Data items:
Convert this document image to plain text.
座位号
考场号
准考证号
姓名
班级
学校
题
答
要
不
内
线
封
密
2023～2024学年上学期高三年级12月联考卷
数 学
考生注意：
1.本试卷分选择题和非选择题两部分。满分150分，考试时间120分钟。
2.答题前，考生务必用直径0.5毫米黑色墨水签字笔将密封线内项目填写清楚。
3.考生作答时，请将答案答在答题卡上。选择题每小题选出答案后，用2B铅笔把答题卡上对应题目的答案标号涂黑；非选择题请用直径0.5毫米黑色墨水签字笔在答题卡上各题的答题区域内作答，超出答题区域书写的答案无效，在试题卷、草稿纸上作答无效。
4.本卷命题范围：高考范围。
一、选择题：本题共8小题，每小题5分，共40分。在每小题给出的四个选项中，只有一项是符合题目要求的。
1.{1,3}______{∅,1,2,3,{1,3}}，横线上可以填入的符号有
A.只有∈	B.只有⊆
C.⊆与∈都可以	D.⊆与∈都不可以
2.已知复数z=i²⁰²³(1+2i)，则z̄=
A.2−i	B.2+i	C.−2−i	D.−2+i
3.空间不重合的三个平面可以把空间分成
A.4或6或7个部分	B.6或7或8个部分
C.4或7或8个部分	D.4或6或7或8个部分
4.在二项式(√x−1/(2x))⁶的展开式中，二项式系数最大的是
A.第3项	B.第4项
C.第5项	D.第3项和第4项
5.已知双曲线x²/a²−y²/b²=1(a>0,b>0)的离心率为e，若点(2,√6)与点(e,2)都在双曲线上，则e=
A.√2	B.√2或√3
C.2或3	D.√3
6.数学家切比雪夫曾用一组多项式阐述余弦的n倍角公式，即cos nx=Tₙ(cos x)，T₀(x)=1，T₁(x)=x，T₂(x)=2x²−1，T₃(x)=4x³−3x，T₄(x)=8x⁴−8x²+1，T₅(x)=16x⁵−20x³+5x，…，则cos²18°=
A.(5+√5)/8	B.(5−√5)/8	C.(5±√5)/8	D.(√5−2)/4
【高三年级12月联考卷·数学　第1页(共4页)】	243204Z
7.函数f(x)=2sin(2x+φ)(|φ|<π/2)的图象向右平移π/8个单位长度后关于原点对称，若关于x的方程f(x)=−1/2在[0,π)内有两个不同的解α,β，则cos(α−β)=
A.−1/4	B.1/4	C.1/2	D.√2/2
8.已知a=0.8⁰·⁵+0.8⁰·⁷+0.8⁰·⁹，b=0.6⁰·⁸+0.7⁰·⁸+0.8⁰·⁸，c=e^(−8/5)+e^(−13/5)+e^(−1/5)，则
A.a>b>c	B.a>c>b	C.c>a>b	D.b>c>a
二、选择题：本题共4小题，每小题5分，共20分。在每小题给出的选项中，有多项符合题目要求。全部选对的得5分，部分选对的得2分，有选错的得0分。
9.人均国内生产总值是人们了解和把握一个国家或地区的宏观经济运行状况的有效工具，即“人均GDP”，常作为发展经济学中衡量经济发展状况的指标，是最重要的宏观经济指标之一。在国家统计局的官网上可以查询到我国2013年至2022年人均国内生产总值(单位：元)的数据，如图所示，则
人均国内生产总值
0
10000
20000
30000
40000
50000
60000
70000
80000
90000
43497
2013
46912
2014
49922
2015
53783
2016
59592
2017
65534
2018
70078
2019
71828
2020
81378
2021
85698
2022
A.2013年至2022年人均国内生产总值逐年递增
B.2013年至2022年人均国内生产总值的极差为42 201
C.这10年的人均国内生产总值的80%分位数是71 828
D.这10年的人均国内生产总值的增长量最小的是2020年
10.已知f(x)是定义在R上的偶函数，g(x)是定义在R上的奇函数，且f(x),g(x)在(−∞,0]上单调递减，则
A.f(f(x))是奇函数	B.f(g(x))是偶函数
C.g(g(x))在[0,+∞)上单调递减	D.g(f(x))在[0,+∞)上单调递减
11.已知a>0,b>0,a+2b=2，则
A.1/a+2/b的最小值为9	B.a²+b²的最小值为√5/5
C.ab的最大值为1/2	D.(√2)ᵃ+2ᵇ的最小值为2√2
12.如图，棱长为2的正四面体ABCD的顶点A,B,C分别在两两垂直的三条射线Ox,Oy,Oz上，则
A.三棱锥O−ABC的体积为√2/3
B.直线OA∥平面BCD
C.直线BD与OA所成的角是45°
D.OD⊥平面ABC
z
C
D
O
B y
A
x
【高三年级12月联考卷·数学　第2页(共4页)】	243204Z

TO DO: Identify lines with the string "上单调递减". Copy each one.

TASK SOLUTION:
10.已知f(x)是定义在R上的偶函数，g(x)是定义在R上的奇函数，且f(x),g(x)在(−∞,0]上单调递减，则
C.g(g(x))在[0,+∞)上单调递减	D.g(f(x))在[0,+∞)上单调递减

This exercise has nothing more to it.